Produce an exact copy of the lines from the line containing "Extract all readable text from this page." through the last line of the entries below, and only those lines.

>>

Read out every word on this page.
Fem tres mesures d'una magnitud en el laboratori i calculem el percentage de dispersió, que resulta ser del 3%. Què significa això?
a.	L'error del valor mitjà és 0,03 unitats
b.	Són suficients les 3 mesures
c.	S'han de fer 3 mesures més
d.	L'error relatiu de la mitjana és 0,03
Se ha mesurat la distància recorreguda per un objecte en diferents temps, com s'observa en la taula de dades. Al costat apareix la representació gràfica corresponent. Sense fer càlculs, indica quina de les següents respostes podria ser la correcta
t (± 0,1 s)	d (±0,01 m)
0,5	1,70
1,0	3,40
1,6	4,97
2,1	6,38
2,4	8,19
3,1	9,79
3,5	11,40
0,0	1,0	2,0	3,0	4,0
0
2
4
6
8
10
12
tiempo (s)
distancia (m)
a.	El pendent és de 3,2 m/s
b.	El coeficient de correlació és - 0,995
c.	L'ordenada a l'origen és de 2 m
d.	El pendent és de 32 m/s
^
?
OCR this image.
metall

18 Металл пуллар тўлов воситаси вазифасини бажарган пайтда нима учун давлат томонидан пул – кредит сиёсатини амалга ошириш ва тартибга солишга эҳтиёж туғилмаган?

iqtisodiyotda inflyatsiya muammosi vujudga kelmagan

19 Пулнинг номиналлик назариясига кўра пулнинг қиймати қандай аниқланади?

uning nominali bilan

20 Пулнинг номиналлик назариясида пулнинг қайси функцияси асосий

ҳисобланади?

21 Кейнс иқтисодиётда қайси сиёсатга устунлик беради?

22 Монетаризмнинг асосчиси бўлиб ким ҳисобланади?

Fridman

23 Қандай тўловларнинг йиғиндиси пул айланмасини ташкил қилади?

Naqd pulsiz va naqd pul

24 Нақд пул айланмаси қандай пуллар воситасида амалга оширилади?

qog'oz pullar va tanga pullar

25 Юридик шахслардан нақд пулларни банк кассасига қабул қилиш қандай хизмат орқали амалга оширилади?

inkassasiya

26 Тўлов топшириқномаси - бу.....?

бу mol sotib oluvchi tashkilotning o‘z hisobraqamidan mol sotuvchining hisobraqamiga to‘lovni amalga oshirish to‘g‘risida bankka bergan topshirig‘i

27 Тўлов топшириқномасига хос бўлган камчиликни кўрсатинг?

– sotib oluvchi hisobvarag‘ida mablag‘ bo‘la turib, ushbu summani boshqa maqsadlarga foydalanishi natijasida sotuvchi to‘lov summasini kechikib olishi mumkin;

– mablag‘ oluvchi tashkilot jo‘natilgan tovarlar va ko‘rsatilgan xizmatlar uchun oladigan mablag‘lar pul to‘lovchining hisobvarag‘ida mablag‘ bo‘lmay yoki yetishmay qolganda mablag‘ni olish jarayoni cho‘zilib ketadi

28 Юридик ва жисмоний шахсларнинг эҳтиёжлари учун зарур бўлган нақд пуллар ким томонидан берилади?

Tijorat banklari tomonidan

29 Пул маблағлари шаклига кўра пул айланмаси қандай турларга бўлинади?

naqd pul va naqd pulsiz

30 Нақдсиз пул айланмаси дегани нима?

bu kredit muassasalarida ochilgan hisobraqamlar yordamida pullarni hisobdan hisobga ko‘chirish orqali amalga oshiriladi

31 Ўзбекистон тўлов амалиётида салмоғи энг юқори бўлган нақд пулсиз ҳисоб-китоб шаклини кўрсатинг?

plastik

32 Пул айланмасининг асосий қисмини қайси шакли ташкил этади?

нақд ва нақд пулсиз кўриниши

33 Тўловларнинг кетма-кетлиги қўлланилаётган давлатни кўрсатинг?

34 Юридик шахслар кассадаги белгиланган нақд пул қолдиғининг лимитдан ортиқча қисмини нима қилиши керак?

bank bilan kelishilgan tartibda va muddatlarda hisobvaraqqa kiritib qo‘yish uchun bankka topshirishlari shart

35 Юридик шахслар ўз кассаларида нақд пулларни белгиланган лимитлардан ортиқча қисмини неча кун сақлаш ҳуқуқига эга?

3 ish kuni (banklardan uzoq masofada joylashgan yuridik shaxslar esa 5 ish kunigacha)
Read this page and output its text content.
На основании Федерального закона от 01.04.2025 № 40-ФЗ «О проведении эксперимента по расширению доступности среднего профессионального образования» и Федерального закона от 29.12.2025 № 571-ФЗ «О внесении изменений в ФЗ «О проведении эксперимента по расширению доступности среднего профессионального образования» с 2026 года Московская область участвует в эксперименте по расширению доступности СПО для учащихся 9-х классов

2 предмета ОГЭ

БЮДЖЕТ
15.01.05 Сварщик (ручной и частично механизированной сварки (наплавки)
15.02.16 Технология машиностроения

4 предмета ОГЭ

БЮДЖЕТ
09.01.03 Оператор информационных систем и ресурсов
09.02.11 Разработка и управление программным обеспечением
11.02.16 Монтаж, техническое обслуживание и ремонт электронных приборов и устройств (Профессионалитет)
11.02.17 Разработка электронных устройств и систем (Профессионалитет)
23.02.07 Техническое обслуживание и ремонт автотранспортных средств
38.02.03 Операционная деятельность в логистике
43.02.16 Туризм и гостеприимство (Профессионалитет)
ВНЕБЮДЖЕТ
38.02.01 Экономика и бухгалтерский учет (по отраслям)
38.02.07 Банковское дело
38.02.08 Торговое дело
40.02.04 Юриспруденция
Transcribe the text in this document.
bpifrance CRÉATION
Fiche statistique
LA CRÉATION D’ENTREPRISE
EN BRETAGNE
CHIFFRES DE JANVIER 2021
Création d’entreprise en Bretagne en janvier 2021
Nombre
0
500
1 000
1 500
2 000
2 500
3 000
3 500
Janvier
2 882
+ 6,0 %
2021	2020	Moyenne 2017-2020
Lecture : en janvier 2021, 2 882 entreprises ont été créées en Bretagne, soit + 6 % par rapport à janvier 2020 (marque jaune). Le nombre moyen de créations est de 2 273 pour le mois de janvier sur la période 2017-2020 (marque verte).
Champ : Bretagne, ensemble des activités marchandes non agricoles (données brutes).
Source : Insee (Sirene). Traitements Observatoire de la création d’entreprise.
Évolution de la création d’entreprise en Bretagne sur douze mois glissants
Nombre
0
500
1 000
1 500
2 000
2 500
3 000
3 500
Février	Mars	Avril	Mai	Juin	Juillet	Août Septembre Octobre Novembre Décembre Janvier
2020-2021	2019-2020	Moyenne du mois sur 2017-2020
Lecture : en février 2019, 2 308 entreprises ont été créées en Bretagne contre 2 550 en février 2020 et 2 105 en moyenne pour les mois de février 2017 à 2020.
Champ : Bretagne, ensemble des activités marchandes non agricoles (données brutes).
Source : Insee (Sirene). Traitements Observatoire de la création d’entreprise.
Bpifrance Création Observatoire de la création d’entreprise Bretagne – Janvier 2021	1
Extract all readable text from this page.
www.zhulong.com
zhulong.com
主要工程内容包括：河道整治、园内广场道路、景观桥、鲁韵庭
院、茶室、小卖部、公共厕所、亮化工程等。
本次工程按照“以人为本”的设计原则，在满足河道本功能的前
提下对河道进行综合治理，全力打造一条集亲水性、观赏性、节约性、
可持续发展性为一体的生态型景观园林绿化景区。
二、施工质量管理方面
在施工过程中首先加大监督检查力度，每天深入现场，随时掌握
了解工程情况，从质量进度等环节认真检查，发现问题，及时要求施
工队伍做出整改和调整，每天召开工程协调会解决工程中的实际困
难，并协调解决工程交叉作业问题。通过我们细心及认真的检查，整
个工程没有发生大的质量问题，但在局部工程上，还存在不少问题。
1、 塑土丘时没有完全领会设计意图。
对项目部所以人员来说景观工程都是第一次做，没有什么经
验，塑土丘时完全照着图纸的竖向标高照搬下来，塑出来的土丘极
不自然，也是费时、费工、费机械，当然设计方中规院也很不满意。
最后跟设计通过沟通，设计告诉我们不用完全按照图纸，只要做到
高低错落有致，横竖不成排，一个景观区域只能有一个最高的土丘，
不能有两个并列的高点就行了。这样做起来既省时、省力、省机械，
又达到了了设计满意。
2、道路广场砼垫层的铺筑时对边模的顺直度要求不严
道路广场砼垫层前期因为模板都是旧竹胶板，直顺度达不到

<<

ANSWER BELOW:
Extract all readable text from this page.
www.zhulong.com
zhulong.com
主要工程内容包括：河道整治、园内广场道路、景观桥、鲁韵庭
院、茶室、小卖部、公共厕所、亮化工程等。
本次工程按照“以人为本”的设计原则，在满足河道本功能的前
提下对河道进行综合治理，全力打造一条集亲水性、观赏性、节约性、
可持续发展性为一体的生态型景观园林绿化景区。
二、施工质量管理方面
在施工过程中首先加大监督检查力度，每天深入现场，随时掌握
了解工程情况，从质量进度等环节认真检查，发现问题，及时要求施
工队伍做出整改和调整，每天召开工程协调会解决工程中的实际困
难，并协调解决工程交叉作业问题。通过我们细心及认真的检查，整
个工程没有发生大的质量问题，但在局部工程上，还存在不少问题。
1、 塑土丘时没有完全领会设计意图。
对项目部所以人员来说景观工程都是第一次做，没有什么经
验，塑土丘时完全照着图纸的竖向标高照搬下来，塑出来的土丘极
不自然，也是费时、费工、费机械，当然设计方中规院也很不满意。
最后跟设计通过沟通，设计告诉我们不用完全按照图纸，只要做到
高低错落有致，横竖不成排，一个景观区域只能有一个最高的土丘，
不能有两个并列的高点就行了。这样做起来既省时、省力、省机械，
又达到了了设计满意。
2、道路广场砼垫层的铺筑时对边模的顺直度要求不严
道路广场砼垫层前期因为模板都是旧竹胶板，直顺度达不到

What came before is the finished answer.